= Rows from a figure dataset =
_ _ _ _ _ _ _
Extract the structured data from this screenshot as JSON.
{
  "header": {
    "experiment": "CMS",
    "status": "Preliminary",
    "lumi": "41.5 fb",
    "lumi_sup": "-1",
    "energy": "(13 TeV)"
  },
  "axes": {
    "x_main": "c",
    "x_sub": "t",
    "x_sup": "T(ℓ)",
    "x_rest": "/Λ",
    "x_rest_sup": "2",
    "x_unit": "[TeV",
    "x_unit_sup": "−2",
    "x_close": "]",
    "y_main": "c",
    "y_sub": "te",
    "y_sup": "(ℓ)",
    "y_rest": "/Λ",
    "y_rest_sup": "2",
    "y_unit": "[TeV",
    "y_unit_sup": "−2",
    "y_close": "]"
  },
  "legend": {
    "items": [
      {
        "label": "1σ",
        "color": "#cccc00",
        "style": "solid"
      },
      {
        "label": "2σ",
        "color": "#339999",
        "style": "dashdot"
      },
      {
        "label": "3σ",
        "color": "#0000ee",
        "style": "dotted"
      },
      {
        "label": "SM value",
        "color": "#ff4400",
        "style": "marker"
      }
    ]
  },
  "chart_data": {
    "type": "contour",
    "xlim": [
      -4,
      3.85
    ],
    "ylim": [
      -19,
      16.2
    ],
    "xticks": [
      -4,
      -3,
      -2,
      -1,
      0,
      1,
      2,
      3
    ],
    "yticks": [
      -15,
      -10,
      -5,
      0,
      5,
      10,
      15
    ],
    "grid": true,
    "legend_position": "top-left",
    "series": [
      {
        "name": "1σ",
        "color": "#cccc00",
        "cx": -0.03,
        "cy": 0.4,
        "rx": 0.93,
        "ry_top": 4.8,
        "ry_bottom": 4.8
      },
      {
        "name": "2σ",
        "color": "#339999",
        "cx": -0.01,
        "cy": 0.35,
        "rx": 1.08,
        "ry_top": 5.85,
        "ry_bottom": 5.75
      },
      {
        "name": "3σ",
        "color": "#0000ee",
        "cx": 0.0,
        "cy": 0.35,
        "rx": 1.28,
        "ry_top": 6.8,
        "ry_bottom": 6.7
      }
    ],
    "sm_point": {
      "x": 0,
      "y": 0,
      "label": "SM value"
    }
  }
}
_ _ _ _ _ _ _
= Aim =
Extract from the data every line where "label" shows up.

= Solution to this task =
        "label": "1σ",
        "label": "2σ",
        "label": "3σ",
        "label": "SM value",
      "label": "SM value"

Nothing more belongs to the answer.